Stored data

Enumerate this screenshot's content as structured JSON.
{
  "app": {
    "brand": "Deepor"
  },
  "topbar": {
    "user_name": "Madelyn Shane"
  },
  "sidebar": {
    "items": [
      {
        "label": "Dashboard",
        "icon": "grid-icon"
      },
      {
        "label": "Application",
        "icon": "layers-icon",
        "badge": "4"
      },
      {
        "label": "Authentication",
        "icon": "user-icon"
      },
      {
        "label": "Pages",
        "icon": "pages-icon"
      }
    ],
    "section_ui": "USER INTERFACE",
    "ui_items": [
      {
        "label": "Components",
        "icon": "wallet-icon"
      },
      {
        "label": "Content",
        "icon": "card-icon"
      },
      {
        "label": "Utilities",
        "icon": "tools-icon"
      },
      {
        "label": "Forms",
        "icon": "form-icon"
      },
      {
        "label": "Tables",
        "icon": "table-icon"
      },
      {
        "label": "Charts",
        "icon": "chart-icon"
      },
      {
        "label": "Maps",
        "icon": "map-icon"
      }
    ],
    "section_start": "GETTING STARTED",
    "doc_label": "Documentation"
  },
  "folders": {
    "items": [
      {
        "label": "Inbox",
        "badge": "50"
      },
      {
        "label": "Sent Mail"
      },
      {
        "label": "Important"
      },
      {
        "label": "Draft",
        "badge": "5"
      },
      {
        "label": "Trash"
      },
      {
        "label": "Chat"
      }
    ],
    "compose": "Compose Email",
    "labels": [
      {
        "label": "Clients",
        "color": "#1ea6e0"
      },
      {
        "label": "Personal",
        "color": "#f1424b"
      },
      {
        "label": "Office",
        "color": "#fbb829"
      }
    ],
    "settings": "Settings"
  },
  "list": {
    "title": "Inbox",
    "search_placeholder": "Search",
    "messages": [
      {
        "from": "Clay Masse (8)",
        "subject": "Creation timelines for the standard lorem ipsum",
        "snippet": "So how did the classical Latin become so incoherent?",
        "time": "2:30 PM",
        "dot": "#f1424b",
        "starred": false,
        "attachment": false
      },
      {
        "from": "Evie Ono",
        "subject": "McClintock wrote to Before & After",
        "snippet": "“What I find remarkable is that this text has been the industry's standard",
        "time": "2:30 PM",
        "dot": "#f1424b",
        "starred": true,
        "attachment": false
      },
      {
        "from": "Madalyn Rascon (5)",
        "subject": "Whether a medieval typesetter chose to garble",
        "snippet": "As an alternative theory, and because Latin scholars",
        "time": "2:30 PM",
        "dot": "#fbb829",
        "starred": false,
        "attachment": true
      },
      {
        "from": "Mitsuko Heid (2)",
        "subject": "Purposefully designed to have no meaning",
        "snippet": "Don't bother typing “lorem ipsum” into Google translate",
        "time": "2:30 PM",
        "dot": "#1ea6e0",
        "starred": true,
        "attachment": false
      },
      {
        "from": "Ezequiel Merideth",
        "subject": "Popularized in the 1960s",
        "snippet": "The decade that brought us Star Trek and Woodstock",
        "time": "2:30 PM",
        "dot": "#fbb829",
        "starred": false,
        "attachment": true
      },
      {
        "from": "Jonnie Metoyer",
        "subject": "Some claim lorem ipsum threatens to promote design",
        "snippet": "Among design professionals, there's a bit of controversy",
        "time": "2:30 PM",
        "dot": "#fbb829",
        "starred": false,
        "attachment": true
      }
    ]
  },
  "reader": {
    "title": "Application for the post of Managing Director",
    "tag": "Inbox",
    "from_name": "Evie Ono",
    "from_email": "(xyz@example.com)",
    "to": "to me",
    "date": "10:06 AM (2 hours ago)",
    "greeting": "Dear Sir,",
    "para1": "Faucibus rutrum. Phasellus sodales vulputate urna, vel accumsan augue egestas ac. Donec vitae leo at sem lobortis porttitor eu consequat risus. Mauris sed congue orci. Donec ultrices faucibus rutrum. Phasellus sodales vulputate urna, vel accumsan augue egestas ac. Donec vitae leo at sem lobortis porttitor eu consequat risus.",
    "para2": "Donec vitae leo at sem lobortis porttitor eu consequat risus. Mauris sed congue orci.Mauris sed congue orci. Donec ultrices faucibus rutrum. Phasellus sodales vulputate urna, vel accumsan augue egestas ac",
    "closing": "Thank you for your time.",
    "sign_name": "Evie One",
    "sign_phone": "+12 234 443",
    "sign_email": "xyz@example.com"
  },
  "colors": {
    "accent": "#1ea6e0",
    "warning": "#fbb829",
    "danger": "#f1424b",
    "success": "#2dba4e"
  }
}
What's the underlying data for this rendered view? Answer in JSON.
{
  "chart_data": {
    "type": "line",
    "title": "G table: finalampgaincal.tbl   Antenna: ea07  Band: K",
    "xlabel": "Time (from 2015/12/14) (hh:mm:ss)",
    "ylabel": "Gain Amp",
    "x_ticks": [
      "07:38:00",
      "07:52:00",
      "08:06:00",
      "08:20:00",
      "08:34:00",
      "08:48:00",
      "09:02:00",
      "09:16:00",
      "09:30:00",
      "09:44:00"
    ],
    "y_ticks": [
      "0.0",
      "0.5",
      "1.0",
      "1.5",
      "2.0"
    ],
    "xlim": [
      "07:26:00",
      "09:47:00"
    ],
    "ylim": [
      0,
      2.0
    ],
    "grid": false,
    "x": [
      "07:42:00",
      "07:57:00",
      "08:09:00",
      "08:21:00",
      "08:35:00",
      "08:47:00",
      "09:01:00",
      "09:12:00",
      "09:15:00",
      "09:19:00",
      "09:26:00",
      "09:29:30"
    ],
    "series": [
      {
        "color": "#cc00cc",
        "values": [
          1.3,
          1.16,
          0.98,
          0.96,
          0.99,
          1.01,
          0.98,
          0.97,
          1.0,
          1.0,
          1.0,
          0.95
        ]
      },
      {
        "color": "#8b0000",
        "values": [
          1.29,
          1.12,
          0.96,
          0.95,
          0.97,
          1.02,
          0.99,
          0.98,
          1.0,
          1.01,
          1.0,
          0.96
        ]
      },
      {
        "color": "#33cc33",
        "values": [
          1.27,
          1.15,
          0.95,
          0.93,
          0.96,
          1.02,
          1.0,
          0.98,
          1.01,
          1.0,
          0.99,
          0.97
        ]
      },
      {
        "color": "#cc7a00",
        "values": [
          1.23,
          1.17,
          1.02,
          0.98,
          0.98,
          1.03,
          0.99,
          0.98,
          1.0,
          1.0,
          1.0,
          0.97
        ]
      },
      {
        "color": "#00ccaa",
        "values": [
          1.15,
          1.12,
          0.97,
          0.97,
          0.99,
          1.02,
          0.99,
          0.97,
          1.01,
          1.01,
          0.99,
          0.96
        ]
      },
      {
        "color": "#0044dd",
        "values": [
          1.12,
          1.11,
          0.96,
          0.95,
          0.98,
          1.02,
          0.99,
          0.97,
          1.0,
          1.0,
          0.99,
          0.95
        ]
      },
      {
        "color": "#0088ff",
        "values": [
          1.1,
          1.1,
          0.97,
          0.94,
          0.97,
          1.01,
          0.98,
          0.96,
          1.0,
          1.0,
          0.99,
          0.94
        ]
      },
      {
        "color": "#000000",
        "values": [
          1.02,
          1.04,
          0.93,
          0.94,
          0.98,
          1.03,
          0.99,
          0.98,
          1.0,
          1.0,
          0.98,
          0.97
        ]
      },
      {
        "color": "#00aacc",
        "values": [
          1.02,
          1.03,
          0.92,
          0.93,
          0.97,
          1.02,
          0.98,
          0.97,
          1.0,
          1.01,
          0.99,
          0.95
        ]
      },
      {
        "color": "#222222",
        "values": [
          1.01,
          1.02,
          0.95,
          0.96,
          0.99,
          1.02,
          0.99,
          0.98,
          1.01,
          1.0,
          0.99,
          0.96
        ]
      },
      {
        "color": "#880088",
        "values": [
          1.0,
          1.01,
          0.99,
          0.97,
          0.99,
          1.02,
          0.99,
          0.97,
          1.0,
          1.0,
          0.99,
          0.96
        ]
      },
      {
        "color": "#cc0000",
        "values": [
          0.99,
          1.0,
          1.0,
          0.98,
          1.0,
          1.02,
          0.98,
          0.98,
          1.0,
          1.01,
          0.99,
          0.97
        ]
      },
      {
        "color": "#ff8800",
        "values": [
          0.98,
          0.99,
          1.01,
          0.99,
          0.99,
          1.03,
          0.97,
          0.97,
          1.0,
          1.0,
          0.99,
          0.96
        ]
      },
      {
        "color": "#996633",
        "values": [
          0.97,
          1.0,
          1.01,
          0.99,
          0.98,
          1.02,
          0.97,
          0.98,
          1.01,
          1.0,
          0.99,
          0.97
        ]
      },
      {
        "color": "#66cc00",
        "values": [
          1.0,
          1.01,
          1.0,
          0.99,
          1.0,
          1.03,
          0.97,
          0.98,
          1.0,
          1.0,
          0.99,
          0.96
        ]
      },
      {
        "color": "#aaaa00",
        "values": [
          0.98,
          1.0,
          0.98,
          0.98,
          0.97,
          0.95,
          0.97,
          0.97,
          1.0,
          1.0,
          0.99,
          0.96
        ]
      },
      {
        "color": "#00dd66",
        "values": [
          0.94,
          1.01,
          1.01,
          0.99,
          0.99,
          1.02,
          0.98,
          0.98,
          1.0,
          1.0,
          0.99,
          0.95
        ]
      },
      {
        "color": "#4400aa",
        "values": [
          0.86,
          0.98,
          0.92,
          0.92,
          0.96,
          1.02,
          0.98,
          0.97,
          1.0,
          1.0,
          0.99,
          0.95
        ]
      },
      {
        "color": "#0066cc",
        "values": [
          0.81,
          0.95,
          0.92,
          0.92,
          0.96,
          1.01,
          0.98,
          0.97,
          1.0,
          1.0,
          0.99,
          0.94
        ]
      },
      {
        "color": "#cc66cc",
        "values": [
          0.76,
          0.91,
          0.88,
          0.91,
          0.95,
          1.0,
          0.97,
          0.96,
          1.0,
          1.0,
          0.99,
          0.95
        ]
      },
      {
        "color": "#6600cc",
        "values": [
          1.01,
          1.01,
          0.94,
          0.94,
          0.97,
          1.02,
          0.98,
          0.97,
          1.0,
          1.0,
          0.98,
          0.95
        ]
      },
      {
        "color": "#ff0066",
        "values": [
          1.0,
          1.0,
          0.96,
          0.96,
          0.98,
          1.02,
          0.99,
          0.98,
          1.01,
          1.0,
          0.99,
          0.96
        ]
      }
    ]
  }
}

### [WRITTEN INSTRUCTION]
Working from the listing above, pick out every line that has "risus" and copy it.

### [WRITTEN RESPONSE]
    "para1": "Faucibus rutrum. Phasellus sodales vulputate urna, vel accumsan augue egestas ac. Donec vitae leo at sem lobortis porttitor eu consequat risus. Mauris sed congue orci. Donec ultrices faucibus rutrum. Phasellus sodales vulputate urna, vel accumsan augue egestas ac. Donec vitae leo at sem lobortis porttitor eu consequat risus.",
    "para2": "Donec vitae leo at sem lobortis porttitor eu consequat risus. Mauris sed congue orci.Mauris sed congue orci. Donec ultrices faucibus rutrum. Phasellus sodales vulputate urna, vel accumsan augue egestas ac",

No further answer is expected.